### THE EXERCISE
Where a line holds the word "text", copy that line.

>>>>

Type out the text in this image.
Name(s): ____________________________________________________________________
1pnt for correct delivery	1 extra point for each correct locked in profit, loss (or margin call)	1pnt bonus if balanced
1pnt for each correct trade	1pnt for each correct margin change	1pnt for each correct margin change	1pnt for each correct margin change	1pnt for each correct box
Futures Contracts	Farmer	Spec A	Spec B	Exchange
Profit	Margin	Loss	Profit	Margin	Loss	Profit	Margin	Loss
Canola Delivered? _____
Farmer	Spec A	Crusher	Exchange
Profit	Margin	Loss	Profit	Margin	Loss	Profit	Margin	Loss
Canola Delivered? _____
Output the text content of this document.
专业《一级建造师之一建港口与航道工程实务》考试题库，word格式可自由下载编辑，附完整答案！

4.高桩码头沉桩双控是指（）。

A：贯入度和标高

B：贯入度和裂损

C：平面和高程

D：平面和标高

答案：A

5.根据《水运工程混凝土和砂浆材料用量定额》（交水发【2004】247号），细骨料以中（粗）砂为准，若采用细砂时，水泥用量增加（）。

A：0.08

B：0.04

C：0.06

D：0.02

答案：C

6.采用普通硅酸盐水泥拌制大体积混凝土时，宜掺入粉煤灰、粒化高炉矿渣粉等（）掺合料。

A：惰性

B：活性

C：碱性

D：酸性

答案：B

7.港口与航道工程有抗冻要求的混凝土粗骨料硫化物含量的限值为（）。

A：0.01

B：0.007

<<<<

### ANSWER FOR THE TASK
Type out the text in this image.
Output the text content of this document.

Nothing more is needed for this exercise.